Search the listing below for the string "tubería" and show each line that contains it.

━━ DATA PROVIDED

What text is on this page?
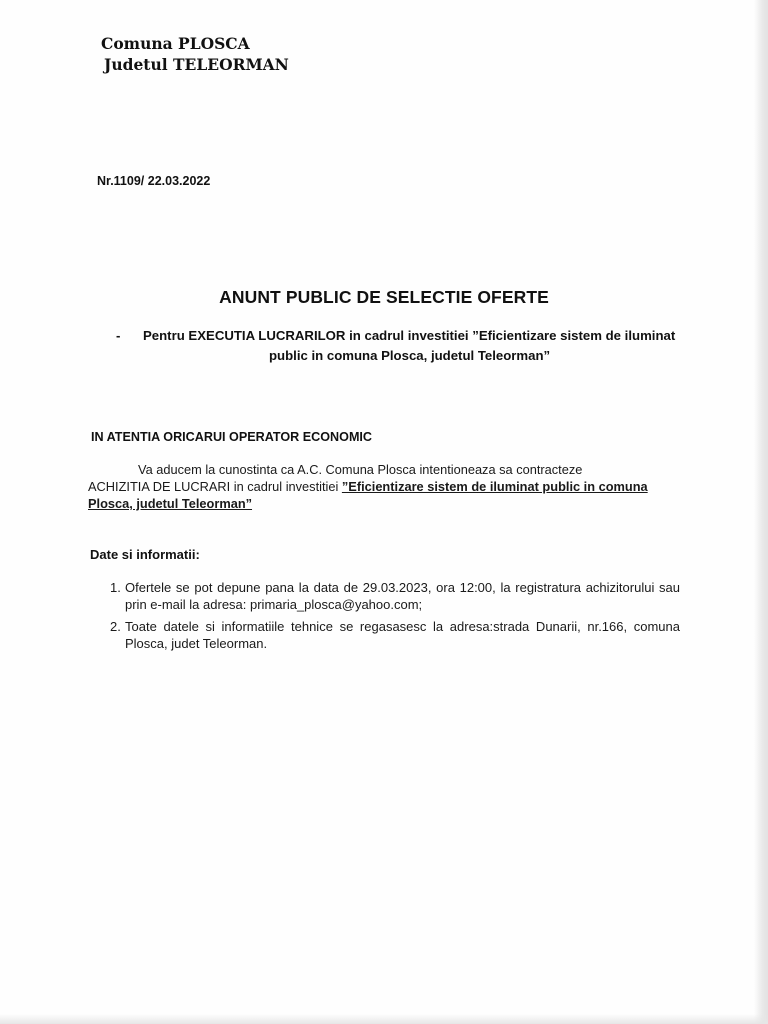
Comuna PLOSCA
Judetul TELEORMAN
Nr.1109/ 22.03.2022
ANUNT PUBLIC DE SELECTIE OFERTE
- Pentru EXECUTIA LUCRARILOR in cadrul investitiei ”Eficientizare sistem de iluminat
public in comuna Plosca, judetul Teleorman”
IN ATENTIA ORICARUI OPERATOR ECONOMIC
Va aducem la cunostinta ca A.C. Comuna Plosca intentioneaza sa contracteze
ACHIZITIA DE LUCRARI in cadrul investitiei ”Eficientizare sistem de iluminat public in comuna
Plosca, judetul Teleorman”
Date si informatii:
1. Ofertele se pot depune pana la data de 29.03.2023, ora 12:00, la registratura achizitorului sau prin e-mail la adresa: primaria_plosca@yahoo.com;
2. Toate datele si informatiile tehnice se regasasesc la adresa:strada Dunarii, nr.166, comuna Plosca, judet Teleorman.
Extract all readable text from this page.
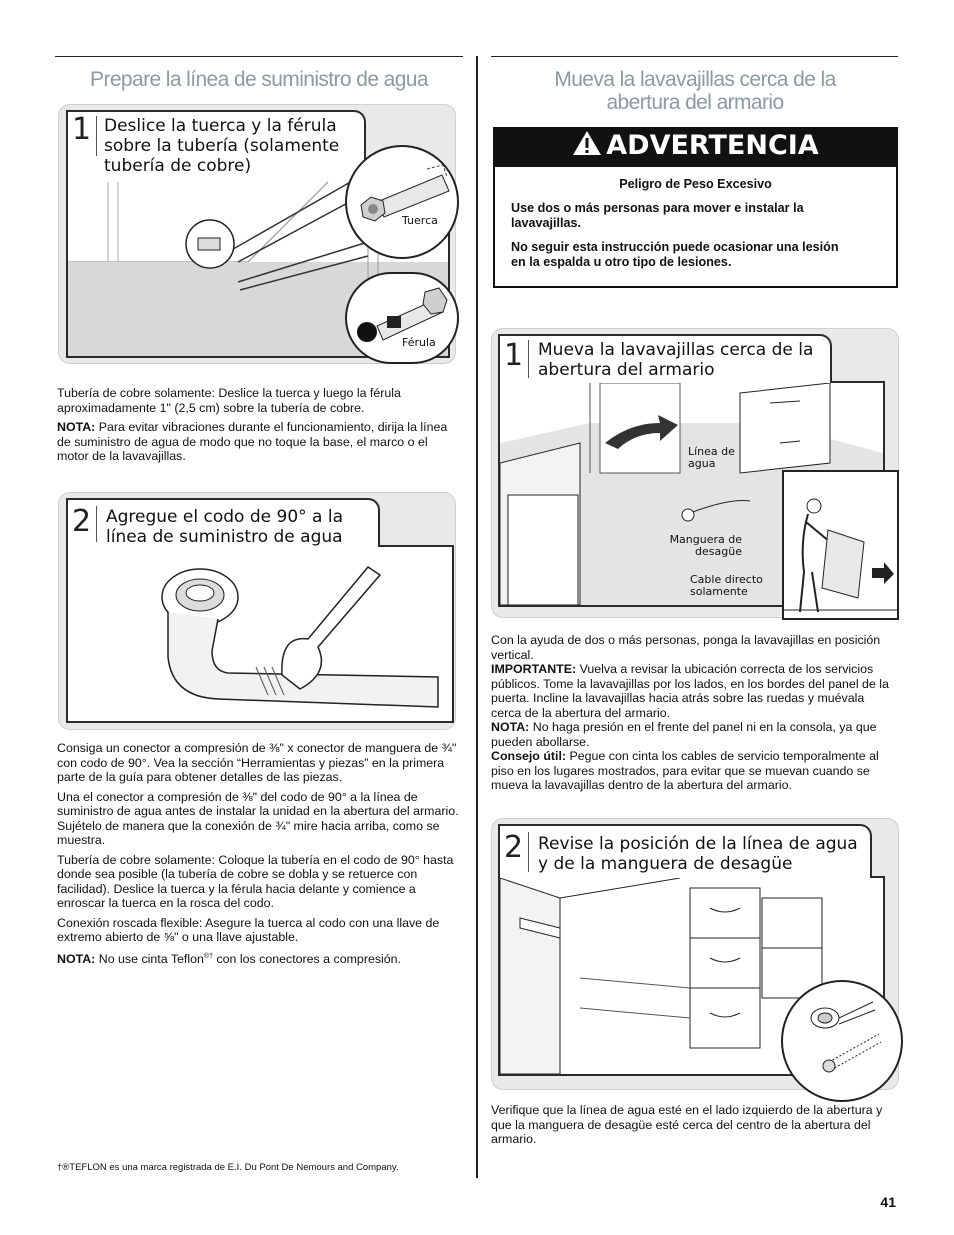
Prepare la línea de suministro de agua
1 Deslice la tuerca y la férula sobre la tubería (solamente tubería de cobre)
Tuerca
Férula

Tubería de cobre solamente: Deslice la tuerca y luego la férula aproximadamente 1" (2,5 cm) sobre la tubería de cobre.

NOTA: Para evitar vibraciones durante el funcionamiento, dirija la línea de suministro de agua de modo que no toque la base, el marco o el motor de la lavavajillas.

2 Agregue el codo de 90° a la línea de suministro de agua

Consiga un conector a compresión de ⅜" x conector de manguera de ¾" con codo de 90°. Vea la sección “Herramientas y piezas” en la primera parte de la guía para obtener detalles de las piezas.

Una el conector a compresión de ⅜" del codo de 90° a la línea de suministro de agua antes de instalar la unidad en la abertura del armario. Sujételo de manera que la conexión de ¾" mire hacia arriba, como se muestra.

Tubería de cobre solamente: Coloque la tubería en el codo de 90° hasta donde sea posible (la tubería de cobre se dobla y se retuerce con facilidad). Deslice la tuerca y la férula hacia delante y comience a enroscar la tuerca en la rosca del codo.

Conexión roscada flexible: Asegure la tuerca al codo con una llave de extremo abierto de ⅝" o una llave ajustable.

NOTA: No use cinta Teflon®† con los conectores a compresión.

†®TEFLON es una marca registrada de E.I. Du Pont De Nemours and Company.
Mueva la lavavajillas cerca de la abertura del armario
ADVERTENCIA
Peligro de Peso Excesivo
Use dos o más personas para mover e instalar la lavavajillas.
No seguir esta instrucción puede ocasionar una lesión en la espalda u otro tipo de lesiones.
1 Mueva la lavavajillas cerca de la abertura del armario
Línea de agua
Manguera de desagüe
Cable directo solamente

Con la ayuda de dos o más personas, ponga la lavavajillas en posición vertical.

IMPORTANTE: Vuelva a revisar la ubicación correcta de los servicios públicos. Tome la lavavajillas por los lados, en los bordes del panel de la puerta. Incline la lavavajillas hacia atrás sobre las ruedas y muévala cerca de la abertura del armario.

NOTA: No haga presión en el frente del panel ni en la consola, ya que pueden abollarse.

Consejo útil: Pegue con cinta los cables de servicio temporalmente al piso en los lugares mostrados, para evitar que se muevan cuando se mueva la lavavajillas dentro de la abertura del armario.

2 Revise la posición de la línea de agua y de la manguera de desagüe

Verifique que la línea de agua esté en el lado izquierdo de la abertura y que la manguera de desagüe esté cerca del centro de la abertura del armario.

41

━━━━

* _TASK RESPONSE_
1 Deslice la tuerca y la férula sobre la tubería (solamente tubería de cobre)
Tubería de cobre solamente: Deslice la tuerca y luego la férula aproximadamente 1" (2,5 cm) sobre la tubería de cobre.
Tubería de cobre solamente: Coloque la tubería en el codo de 90° hasta donde sea posible (la tubería de cobre se dobla y se retuerce con facilidad). Deslice la tuerca y la férula hacia delante y comience a enroscar la tuerca en la rosca del codo.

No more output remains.